··· Extrait fourni ···

Une réaction normale pour la psychologue du travail Daphnée Breton qui rappelle combien les confinements ont mis à mal la santé mentale de cette jeune génération. « La construction de liens sociaux, très importante à cet âge-là, a été supprimée pendant ces périodes de repli sur soi, explique la psychologue. Désormais en stage ou en emploi en télétravail, ils se retrouvent de nouveau seuls chez eux à essayer de s’intégrer dans des collectifs éloignés. » Soit le contraire de ce dont ils ont besoin. Comme le confirme Célia, 21 ans qui a à cœur de nouer des connexions profondes avec ses collègues chez Décathlon : « Les relations au travail se créent en grande majorité sur des temps off, comme le café du matin, la pause dej ou entre deux réunions. Cet aspect de la vie en entreprise est primordial pour moi, c’est ce que je privilégie en venant au bureau tous les jours. »
Un état d’esprit en adéquation avec la culture de son entreprise qui encourage les équipes à faire du sport ensemble le midi. Pour Jules enfin, le contact avec les autres est tout simplement la condition sine qua non à l’exercice de son métier : « J’évolue dans un domaine créatif dans lequel on s’énergise en échangeant avec ses pairs. C’est une grande source d’inspiration et c’est de loin ce qui me donne envie de me lever le matin. »
Un frein pour l’apprentissage…
« Au-delà de ne pas faciliter l’intégration dans les relations interindividuelles, le télétravail entrave l’apprentissage de son métier, ajoute Daphnée Breton. Quand on débute, on a souvent la maîtrise des connaissances académiques, mais pas les compétences et l’expertise du métier qu’on exerce, qui eux se construisent sur le terrain. Le faire seul et éloigné des autres, ne crée pas les meilleures conditions pour ces jeunes. » Et si nous avons besoin à tout âge de feedbacks pour progresser professionnellement, ce besoin est d’autant plus prégnant en début de carrière et ce fait plus difficilement à distance selon Célia : « Ce n’est pas rien de caler un rendez-vous en visio ou un appel téléphonique avec quelqu’un, cela rend la chose tout de suite plus solennelle… Quand je suis au bureau, il me suffit de taper sur l’épaule de quelqu’un pour lui poser une question et c’est réglé ! Je me permets davantage de solliciter les autres y compris des personnes qui sont dans d’autres équipes que la mienne et leur apport est très enrichissant. »

··· Données à traiter ···

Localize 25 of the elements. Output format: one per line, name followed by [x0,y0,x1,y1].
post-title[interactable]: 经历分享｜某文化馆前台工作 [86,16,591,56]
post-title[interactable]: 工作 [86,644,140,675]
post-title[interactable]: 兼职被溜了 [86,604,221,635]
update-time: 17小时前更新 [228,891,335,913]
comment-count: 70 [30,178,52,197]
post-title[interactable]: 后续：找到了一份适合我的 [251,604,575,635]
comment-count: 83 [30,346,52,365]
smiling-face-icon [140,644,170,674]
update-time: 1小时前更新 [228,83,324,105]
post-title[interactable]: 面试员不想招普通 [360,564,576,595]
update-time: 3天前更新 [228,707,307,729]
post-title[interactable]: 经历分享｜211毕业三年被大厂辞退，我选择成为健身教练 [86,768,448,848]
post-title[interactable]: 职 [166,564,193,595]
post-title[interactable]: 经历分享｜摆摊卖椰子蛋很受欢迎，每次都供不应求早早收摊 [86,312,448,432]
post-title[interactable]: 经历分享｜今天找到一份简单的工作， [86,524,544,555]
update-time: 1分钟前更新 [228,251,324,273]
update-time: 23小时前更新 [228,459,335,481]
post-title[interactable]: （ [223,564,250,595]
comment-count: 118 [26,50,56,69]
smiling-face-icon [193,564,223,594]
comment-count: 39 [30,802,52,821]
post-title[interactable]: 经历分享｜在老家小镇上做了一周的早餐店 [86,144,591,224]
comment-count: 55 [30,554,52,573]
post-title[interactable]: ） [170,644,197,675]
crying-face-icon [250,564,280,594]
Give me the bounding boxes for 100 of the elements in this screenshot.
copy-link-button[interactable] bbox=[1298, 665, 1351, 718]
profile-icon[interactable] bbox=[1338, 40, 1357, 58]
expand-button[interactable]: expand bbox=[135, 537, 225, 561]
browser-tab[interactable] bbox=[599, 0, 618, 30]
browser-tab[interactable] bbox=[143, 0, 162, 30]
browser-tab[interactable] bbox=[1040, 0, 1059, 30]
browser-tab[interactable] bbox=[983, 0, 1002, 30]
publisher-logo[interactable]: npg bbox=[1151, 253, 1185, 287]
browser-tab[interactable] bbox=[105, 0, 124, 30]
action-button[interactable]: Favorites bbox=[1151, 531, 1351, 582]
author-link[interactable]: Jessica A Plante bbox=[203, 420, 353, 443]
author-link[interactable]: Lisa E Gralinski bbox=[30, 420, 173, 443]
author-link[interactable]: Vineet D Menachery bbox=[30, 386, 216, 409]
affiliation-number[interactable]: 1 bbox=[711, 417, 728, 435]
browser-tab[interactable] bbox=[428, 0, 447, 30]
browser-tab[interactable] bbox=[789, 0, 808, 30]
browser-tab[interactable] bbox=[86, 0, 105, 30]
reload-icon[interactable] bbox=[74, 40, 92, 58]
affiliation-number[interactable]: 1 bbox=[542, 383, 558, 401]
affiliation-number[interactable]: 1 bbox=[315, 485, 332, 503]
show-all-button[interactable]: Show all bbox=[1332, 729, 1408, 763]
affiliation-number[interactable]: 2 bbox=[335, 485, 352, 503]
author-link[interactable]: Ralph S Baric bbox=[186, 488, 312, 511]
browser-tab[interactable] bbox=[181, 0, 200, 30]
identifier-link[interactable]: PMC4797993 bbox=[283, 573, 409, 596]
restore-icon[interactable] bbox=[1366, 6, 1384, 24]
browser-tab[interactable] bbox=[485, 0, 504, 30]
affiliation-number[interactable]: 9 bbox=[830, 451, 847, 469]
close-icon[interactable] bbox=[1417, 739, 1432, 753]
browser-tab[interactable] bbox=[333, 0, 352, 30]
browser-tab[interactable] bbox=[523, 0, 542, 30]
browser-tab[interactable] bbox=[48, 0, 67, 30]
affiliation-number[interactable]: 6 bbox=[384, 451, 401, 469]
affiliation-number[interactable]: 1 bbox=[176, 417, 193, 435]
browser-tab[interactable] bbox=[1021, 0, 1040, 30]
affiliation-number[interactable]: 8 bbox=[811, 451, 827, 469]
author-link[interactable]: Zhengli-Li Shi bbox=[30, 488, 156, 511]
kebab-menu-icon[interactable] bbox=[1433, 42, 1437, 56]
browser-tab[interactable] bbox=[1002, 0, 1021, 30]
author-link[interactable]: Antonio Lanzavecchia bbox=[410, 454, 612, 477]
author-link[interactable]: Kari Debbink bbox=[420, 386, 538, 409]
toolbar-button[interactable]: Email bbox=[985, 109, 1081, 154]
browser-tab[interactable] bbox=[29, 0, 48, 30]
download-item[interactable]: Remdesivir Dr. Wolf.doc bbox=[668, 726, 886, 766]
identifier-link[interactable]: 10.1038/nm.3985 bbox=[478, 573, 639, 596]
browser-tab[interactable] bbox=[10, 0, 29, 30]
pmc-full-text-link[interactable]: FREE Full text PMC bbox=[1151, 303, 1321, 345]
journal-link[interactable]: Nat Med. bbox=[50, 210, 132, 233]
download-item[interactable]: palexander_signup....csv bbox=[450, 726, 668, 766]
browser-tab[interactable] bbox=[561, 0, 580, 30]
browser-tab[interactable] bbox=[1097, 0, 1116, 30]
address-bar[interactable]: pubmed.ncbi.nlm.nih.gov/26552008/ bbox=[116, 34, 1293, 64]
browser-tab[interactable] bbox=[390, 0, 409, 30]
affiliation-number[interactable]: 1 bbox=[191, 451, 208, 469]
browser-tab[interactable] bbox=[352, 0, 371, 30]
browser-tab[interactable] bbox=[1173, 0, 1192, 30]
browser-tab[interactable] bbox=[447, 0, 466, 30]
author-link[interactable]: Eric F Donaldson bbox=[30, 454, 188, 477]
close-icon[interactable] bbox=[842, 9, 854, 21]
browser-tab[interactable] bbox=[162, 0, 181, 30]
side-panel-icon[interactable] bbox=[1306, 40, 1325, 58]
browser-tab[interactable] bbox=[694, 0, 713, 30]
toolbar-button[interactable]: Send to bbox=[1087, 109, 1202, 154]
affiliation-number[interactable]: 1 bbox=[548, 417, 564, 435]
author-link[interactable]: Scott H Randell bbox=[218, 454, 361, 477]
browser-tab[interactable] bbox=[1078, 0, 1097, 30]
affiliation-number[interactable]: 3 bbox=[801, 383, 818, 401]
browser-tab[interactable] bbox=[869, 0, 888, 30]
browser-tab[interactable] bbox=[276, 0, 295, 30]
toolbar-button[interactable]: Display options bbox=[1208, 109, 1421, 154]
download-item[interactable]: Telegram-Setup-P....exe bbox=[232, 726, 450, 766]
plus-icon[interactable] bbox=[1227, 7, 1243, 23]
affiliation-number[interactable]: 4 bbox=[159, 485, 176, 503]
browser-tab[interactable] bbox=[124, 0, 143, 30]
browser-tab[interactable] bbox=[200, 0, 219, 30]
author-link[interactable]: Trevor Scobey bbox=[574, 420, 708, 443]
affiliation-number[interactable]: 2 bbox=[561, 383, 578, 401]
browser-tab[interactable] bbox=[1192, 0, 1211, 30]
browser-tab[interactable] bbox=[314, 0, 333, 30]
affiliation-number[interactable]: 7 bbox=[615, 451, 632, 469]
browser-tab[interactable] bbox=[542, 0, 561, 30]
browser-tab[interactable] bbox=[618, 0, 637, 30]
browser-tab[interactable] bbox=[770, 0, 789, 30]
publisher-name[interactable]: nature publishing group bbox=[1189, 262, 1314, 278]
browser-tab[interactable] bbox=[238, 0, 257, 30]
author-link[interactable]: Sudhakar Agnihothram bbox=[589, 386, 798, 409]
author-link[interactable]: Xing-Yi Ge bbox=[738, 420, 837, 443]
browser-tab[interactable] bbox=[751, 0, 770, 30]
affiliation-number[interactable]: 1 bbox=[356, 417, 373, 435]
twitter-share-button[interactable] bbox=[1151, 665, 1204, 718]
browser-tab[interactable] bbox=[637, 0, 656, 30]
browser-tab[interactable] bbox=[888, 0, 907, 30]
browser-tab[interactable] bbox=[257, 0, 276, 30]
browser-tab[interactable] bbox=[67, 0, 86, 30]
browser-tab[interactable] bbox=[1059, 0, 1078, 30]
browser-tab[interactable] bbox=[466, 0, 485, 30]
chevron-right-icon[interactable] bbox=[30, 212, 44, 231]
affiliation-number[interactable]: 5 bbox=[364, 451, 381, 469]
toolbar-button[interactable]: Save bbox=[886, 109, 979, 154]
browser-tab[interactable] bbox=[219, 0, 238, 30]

···

• **Tâches à réaliser**:
1. Recopiez à l'identique les enregistrements, depuis leur première ligne jusqu'à la ligne contenant « update-time: 1分钟前更新 [228,251,324,273] », celle-ci comprise.
2. Rédigez la suite du texte sur le télétravail des jeunes en début de carrière, à partir de sa dernière phrase.
Le texte et les enregistrements n'ont aucun rapport entre eux.

• **Réponses attendues**:
1.
Localize 25 of the elements. Output format: one per line, name followed by [x0,y0,x1,y1].
post-title[interactable]: 经历分享｜某文化馆前台工作 [86,16,591,56]
post-title[interactable]: 工作 [86,644,140,675]
post-title[interactable]: 兼职被溜了 [86,604,221,635]
update-time: 17小时前更新 [228,891,335,913]
comment-count: 70 [30,178,52,197]
post-title[interactable]: 后续：找到了一份适合我的 [251,604,575,635]
comment-count: 83 [30,346,52,365]
smiling-face-icon [140,644,170,674]
update-time: 1小时前更新 [228,83,324,105]
post-title[interactable]: 面试员不想招普通 [360,564,576,595]
update-time: 3天前更新 [228,707,307,729]
post-title[interactable]: 经历分享｜211毕业三年被大厂辞退，我选择成为健身教练 [86,768,448,848]
post-title[interactable]: 职 [166,564,193,595]
post-title[interactable]: 经历分享｜摆摊卖椰子蛋很受欢迎，每次都供不应求早早收摊 [86,312,448,432]
post-title[interactable]: 经历分享｜今天找到一份简单的工作， [86,524,544,555]
update-time: 1分钟前更新 [228,251,324,273]

2.
C’est également ce que regrette Théo avec le travail à distance : « Je sens bien qu’on me reprend moins sur ces erreurs, j’ai l’impression de perdre des informations et des conseils précieux. » Pour notre experte, ce tutorat éloigné peut générer la crainte permanente de mal faire chez ces débutants. Notamment car les retours par mail peuvent paraître plus froids et ne répondent pas toujours à toutes leurs questions. Une distance qui rend également l’assimilation des codes de l’entreprise plus difficile, car elle celle-ci fonctionne essentiellement par mimétisme au contact des autres.
… et délimiter le pro du perso
« Je comprends que certaines personnes soient plus productives chez elles, mais moi c’est l’opposé : j’ai beaucoup de difficultés à me concentrer. Je ne flâne même pas sur les réseaux sociaux, c’est juste que je ne me sens pas “en condition” : chez moi, je n’arrive pas à me dire que je suis au travail ! », confie Célia. Tout comme Jules qui confesse se laisser plus vite distraire par ce qui l’entoure comme par une vaisselle à faire qui traîne dans l’évier par exemple… Il faut dire que plus on est jeune, plus, la plupart du temps, le logement est petit. On bosse alors sur un coin de table de notre salon-chambre-cuisine qui n’a pas besoin de la nouvelle fonction bureau.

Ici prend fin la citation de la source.